■ WORK REQUIRED
Find the line that contains "What does this". Repeat that line and all lines following it, exactly, through the end of the listing below.

■ DATASET EXTRACT
+ + + + +

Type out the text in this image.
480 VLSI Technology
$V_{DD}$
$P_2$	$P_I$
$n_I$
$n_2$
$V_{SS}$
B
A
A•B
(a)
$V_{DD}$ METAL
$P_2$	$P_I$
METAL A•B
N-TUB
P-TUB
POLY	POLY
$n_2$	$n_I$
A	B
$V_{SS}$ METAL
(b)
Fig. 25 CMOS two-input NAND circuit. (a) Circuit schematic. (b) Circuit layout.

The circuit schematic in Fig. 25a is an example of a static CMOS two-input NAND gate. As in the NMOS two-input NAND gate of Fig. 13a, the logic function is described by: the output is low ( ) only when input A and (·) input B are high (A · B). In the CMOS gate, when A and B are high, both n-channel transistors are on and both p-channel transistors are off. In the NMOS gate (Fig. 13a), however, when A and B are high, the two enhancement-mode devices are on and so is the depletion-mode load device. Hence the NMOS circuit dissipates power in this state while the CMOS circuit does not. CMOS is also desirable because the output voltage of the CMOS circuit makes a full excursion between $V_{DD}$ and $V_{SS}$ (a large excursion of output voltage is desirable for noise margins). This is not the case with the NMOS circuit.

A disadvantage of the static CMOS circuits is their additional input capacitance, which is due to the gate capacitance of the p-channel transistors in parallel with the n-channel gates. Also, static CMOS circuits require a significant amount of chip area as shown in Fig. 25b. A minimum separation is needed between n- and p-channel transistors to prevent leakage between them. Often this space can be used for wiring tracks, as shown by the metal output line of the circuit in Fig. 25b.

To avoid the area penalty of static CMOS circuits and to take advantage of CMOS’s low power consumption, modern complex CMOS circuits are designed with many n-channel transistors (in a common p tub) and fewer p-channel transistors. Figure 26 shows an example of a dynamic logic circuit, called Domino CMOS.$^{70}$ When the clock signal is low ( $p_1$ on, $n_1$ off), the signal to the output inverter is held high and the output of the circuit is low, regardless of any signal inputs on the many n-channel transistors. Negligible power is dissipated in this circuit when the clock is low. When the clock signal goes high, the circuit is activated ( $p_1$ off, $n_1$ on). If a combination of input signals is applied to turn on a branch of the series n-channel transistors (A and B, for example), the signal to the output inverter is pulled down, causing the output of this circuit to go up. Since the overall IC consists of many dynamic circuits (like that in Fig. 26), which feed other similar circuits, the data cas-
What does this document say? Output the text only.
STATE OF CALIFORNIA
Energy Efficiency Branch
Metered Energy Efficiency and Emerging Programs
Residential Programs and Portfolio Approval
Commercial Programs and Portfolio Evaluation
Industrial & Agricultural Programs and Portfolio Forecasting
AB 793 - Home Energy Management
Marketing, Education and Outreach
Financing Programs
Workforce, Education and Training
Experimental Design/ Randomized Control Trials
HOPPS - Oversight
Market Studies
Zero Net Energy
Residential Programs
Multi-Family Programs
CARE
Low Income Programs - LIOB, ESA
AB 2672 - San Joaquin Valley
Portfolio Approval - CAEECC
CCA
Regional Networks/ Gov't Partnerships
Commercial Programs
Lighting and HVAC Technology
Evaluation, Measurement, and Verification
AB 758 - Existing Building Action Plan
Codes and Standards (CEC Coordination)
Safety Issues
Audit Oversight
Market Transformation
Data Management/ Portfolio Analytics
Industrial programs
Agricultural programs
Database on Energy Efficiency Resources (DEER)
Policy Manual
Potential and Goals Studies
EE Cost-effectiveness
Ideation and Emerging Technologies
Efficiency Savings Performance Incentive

+ + + + +

■ RESULT OF THIS TASK
What does this document say? Output the text only.
STATE OF CALIFORNIA
Energy Efficiency Branch
Metered Energy Efficiency and Emerging Programs
Residential Programs and Portfolio Approval
Commercial Programs and Portfolio Evaluation
Industrial & Agricultural Programs and Portfolio Forecasting
AB 793 - Home Energy Management
Marketing, Education and Outreach
Financing Programs
Workforce, Education and Training
Experimental Design/ Randomized Control Trials
HOPPS - Oversight
Market Studies
Zero Net Energy
Residential Programs
Multi-Family Programs
CARE
Low Income Programs - LIOB, ESA
AB 2672 - San Joaquin Valley
Portfolio Approval - CAEECC
CCA
Regional Networks/ Gov't Partnerships
Commercial Programs
Lighting and HVAC Technology
Evaluation, Measurement, and Verification
AB 758 - Existing Building Action Plan
Codes and Standards (CEC Coordination)
Safety Issues
Audit Oversight
Market Transformation
Data Management/ Portfolio Analytics
Industrial programs
Agricultural programs
Database on Energy Efficiency Resources (DEER)
Policy Manual
Potential and Goals Studies
EE Cost-effectiveness
Ideation and Emerging Technologies
Efficiency Savings Performance Incentive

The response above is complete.